▶ Given problem: All lines featuring the string "PRELUDIUM" are to be listed.

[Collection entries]
________

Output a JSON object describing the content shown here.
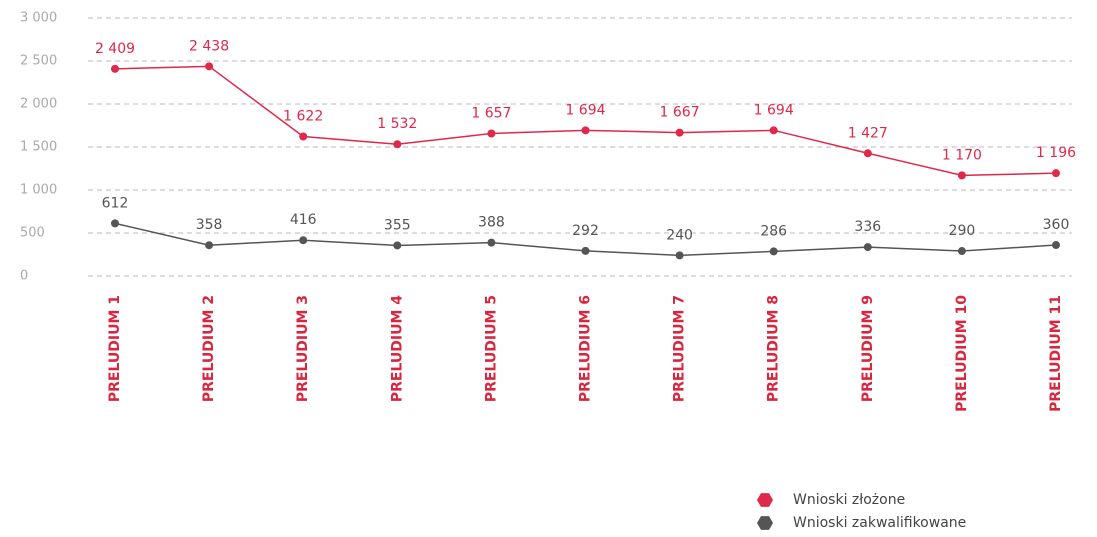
{
  "chart_data": {
    "type": "line",
    "categories": [
      "PRELUDIUM 1",
      "PRELUDIUM 2",
      "PRELUDIUM 3",
      "PRELUDIUM 4",
      "PRELUDIUM 5",
      "PRELUDIUM 6",
      "PRELUDIUM 7",
      "PRELUDIUM 8",
      "PRELUDIUM 9",
      "PRELUDIUM 10",
      "PRELUDIUM 11"
    ],
    "series": [
      {
        "name": "Wnioski złożone",
        "color": "#e0284a",
        "values": [
          2409,
          2438,
          1622,
          1532,
          1657,
          1694,
          1667,
          1694,
          1427,
          1170,
          1196
        ],
        "value_labels": [
          "2 409",
          "2 438",
          "1 622",
          "1 532",
          "1 657",
          "1 694",
          "1 667",
          "1 694",
          "1 427",
          "1 170",
          "1 196"
        ]
      },
      {
        "name": "Wnioski zakwalifikowane",
        "color": "#555555",
        "values": [
          612,
          358,
          416,
          355,
          388,
          292,
          240,
          286,
          336,
          290,
          360
        ],
        "value_labels": [
          "612",
          "358",
          "416",
          "355",
          "388",
          "292",
          "240",
          "286",
          "336",
          "290",
          "360"
        ]
      }
    ],
    "ylim": [
      0,
      3000
    ],
    "yticks": [
      0,
      500,
      {
        "value": 1000,
        "label": "1 000"
      },
      {
        "value": 1500,
        "label": "1 500"
      },
      {
        "value": 2000,
        "label": "2 000"
      },
      {
        "value": 2500,
        "label": "2 500"
      },
      {
        "value": 3000,
        "label": "3 000"
      }
    ],
    "grid": true,
    "legend": "bottom-right"
  }
}
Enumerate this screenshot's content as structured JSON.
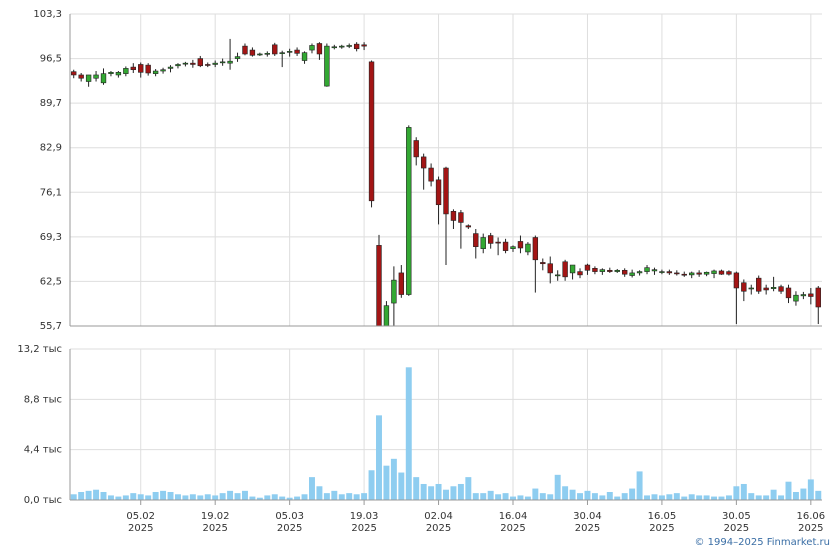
{
  "chart_data": [
    {
      "type": "candlestick",
      "up_color": "#33a833",
      "down_color": "#a31515",
      "grid": true,
      "ylim": [
        55.7,
        103.3
      ],
      "yticks": [
        {
          "value": 55.7,
          "label": "55,7"
        },
        {
          "value": 62.5,
          "label": "62,5"
        },
        {
          "value": 69.3,
          "label": "69,3"
        },
        {
          "value": 76.1,
          "label": "76,1"
        },
        {
          "value": 82.9,
          "label": "82,9"
        },
        {
          "value": 89.7,
          "label": "89,7"
        },
        {
          "value": 96.5,
          "label": "96,5"
        },
        {
          "value": 103.3,
          "label": "103,3"
        }
      ],
      "open": [
        94.5,
        94.0,
        93.0,
        93.5,
        92.8,
        94.2,
        94.0,
        94.2,
        95.2,
        95.6,
        95.5,
        94.2,
        94.6,
        95.0,
        95.4,
        95.7,
        95.8,
        96.5,
        95.6,
        95.6,
        96.0,
        95.8,
        96.5,
        98.4,
        97.8,
        97.1,
        97.3,
        98.6,
        97.3,
        97.6,
        97.8,
        96.2,
        97.8,
        98.8,
        92.3,
        98.3,
        98.3,
        98.5,
        98.7,
        98.6,
        96.0,
        68.0,
        55.5,
        59.2,
        63.8,
        60.5,
        84.0,
        81.5,
        79.8,
        78.0,
        79.8,
        73.2,
        73.0,
        71.0,
        69.8,
        67.5,
        69.5,
        68.5,
        68.5,
        67.5,
        68.6,
        67.0,
        69.2,
        65.4,
        65.2,
        63.5,
        65.5,
        63.8,
        64.0,
        65.0,
        64.5,
        64.0,
        64.2,
        64.0,
        64.2,
        63.4,
        63.8,
        64.0,
        64.1,
        63.9,
        64.0,
        63.8,
        63.6,
        63.5,
        63.8,
        63.6,
        63.7,
        64.1,
        64.0,
        63.8,
        62.3,
        61.5,
        63.0,
        61.5,
        61.4,
        61.7,
        61.5,
        59.5,
        60.3,
        60.6,
        61.5
      ],
      "high": [
        94.8,
        94.3,
        94.0,
        94.6,
        95.0,
        94.6,
        94.6,
        95.3,
        95.8,
        95.9,
        95.8,
        94.9,
        95.1,
        95.5,
        95.8,
        96.0,
        96.3,
        96.9,
        95.9,
        96.2,
        96.5,
        99.5,
        97.4,
        98.8,
        98.2,
        97.4,
        97.6,
        98.9,
        97.7,
        98.0,
        98.2,
        97.6,
        98.8,
        99.0,
        98.8,
        98.6,
        98.6,
        98.8,
        99.0,
        99.0,
        96.2,
        69.6,
        59.5,
        64.8,
        65.0,
        86.3,
        84.5,
        82.0,
        80.5,
        78.5,
        80.0,
        73.5,
        73.4,
        71.2,
        70.5,
        69.8,
        69.9,
        69.2,
        69.0,
        68.0,
        69.5,
        68.5,
        69.5,
        66.0,
        66.3,
        64.2,
        65.8,
        65.0,
        64.5,
        65.2,
        64.8,
        64.5,
        64.6,
        64.4,
        64.5,
        64.3,
        64.2,
        65.0,
        64.6,
        64.3,
        64.3,
        64.2,
        64.0,
        64.0,
        64.2,
        64.0,
        64.3,
        64.3,
        64.2,
        64.0,
        62.8,
        62.0,
        63.4,
        62.0,
        63.2,
        62.0,
        62.0,
        61.0,
        60.9,
        61.5,
        61.8
      ],
      "low": [
        93.5,
        93.0,
        92.2,
        93.0,
        92.5,
        93.8,
        93.6,
        93.8,
        94.3,
        93.6,
        93.9,
        93.8,
        94.2,
        94.4,
        95.0,
        95.3,
        95.1,
        95.2,
        95.2,
        95.2,
        95.4,
        94.8,
        96.0,
        97.0,
        96.8,
        96.9,
        96.8,
        96.9,
        95.2,
        96.8,
        96.9,
        95.7,
        97.3,
        96.3,
        92.2,
        97.9,
        98.0,
        98.1,
        97.6,
        97.8,
        73.8,
        54.0,
        54.0,
        55.0,
        60.0,
        60.3,
        80.2,
        76.5,
        77.0,
        71.2,
        65.0,
        70.5,
        67.5,
        70.5,
        66.0,
        66.8,
        67.5,
        66.5,
        66.8,
        67.0,
        66.8,
        66.5,
        60.8,
        64.2,
        62.2,
        62.6,
        62.6,
        62.8,
        63.0,
        63.5,
        63.6,
        63.5,
        63.8,
        63.8,
        63.2,
        63.1,
        63.4,
        63.6,
        63.5,
        63.6,
        63.5,
        63.4,
        63.2,
        63.0,
        63.2,
        63.3,
        63.0,
        63.5,
        63.4,
        56.0,
        59.5,
        60.5,
        60.6,
        60.5,
        61.0,
        60.6,
        59.2,
        58.8,
        59.8,
        59.0,
        56.0
      ],
      "close": [
        94.0,
        93.5,
        94.0,
        94.0,
        94.2,
        94.4,
        94.4,
        95.0,
        94.8,
        94.4,
        94.3,
        94.6,
        94.8,
        95.2,
        95.6,
        95.8,
        95.6,
        95.4,
        95.5,
        95.8,
        96.0,
        96.1,
        96.8,
        97.2,
        97.0,
        97.2,
        97.3,
        97.2,
        97.4,
        97.6,
        97.3,
        97.4,
        98.5,
        97.2,
        98.4,
        98.3,
        98.4,
        98.5,
        98.0,
        98.4,
        74.8,
        55.0,
        58.8,
        62.7,
        60.5,
        86.0,
        81.5,
        79.8,
        77.8,
        74.2,
        72.8,
        71.8,
        71.5,
        70.8,
        67.8,
        69.2,
        68.3,
        68.4,
        67.2,
        67.8,
        67.6,
        68.2,
        65.8,
        65.2,
        63.8,
        63.5,
        63.2,
        65.0,
        63.5,
        64.2,
        64.0,
        64.3,
        64.0,
        64.2,
        63.6,
        63.8,
        64.0,
        64.6,
        64.3,
        64.0,
        63.8,
        63.7,
        63.5,
        63.8,
        63.6,
        63.9,
        64.1,
        63.6,
        63.6,
        61.5,
        61.0,
        61.5,
        61.0,
        61.2,
        61.6,
        61.0,
        60.0,
        60.4,
        60.5,
        60.2,
        58.6
      ]
    },
    {
      "type": "bar",
      "color": "#8ecdf0",
      "grid": true,
      "ylim": [
        0,
        13.2
      ],
      "yticks": [
        {
          "value": 0,
          "label": "0,0 тыс"
        },
        {
          "value": 4.4,
          "label": "4,4 тыс"
        },
        {
          "value": 8.8,
          "label": "8,8 тыс"
        },
        {
          "value": 13.2,
          "label": "13,2 тыс"
        }
      ],
      "categories": [
        null,
        null,
        null,
        null,
        null,
        null,
        null,
        null,
        null,
        [
          "05.02",
          "2025"
        ],
        null,
        null,
        null,
        null,
        null,
        null,
        null,
        null,
        null,
        [
          "19.02",
          "2025"
        ],
        null,
        null,
        null,
        null,
        null,
        null,
        null,
        null,
        null,
        [
          "05.03",
          "2025"
        ],
        null,
        null,
        null,
        null,
        null,
        null,
        null,
        null,
        null,
        [
          "19.03",
          "2025"
        ],
        null,
        null,
        null,
        null,
        null,
        null,
        null,
        null,
        null,
        [
          "02.04",
          "2025"
        ],
        null,
        null,
        null,
        null,
        null,
        null,
        null,
        null,
        null,
        [
          "16.04",
          "2025"
        ],
        null,
        null,
        null,
        null,
        null,
        null,
        null,
        null,
        null,
        [
          "30.04",
          "2025"
        ],
        null,
        null,
        null,
        null,
        null,
        null,
        null,
        null,
        null,
        [
          "16.05",
          "2025"
        ],
        null,
        null,
        null,
        null,
        null,
        null,
        null,
        null,
        null,
        [
          "30.05",
          "2025"
        ],
        null,
        null,
        null,
        null,
        null,
        null,
        null,
        null,
        null,
        [
          "16.06",
          "2025"
        ],
        null
      ],
      "values": [
        0.5,
        0.7,
        0.8,
        0.9,
        0.7,
        0.4,
        0.3,
        0.4,
        0.6,
        0.5,
        0.4,
        0.7,
        0.8,
        0.7,
        0.5,
        0.4,
        0.5,
        0.4,
        0.5,
        0.4,
        0.6,
        0.8,
        0.6,
        0.8,
        0.3,
        0.2,
        0.4,
        0.5,
        0.3,
        0.2,
        0.3,
        0.5,
        2.0,
        1.2,
        0.6,
        0.8,
        0.5,
        0.6,
        0.5,
        0.6,
        2.6,
        7.4,
        3.0,
        3.6,
        2.4,
        11.6,
        2.0,
        1.4,
        1.2,
        1.4,
        0.9,
        1.2,
        1.4,
        2.0,
        0.6,
        0.6,
        0.8,
        0.5,
        0.6,
        0.3,
        0.4,
        0.3,
        1.0,
        0.6,
        0.5,
        2.2,
        1.2,
        0.9,
        0.6,
        0.8,
        0.6,
        0.4,
        0.7,
        0.3,
        0.6,
        1.0,
        2.5,
        0.4,
        0.5,
        0.4,
        0.5,
        0.6,
        0.3,
        0.5,
        0.4,
        0.4,
        0.3,
        0.3,
        0.4,
        1.2,
        1.4,
        0.6,
        0.4,
        0.4,
        0.9,
        0.4,
        1.6,
        0.7,
        1.0,
        1.8,
        0.8
      ]
    }
  ],
  "footer": "© 1994–2025 Finmarket.ru"
}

________

▶ Problem solution:
      "PRELUDIUM 1",
      "PRELUDIUM 2",
      "PRELUDIUM 3",
      "PRELUDIUM 4",
      "PRELUDIUM 5",
      "PRELUDIUM 6",
      "PRELUDIUM 7",
      "PRELUDIUM 8",
      "PRELUDIUM 9",
      "PRELUDIUM 10",
      "PRELUDIUM 11"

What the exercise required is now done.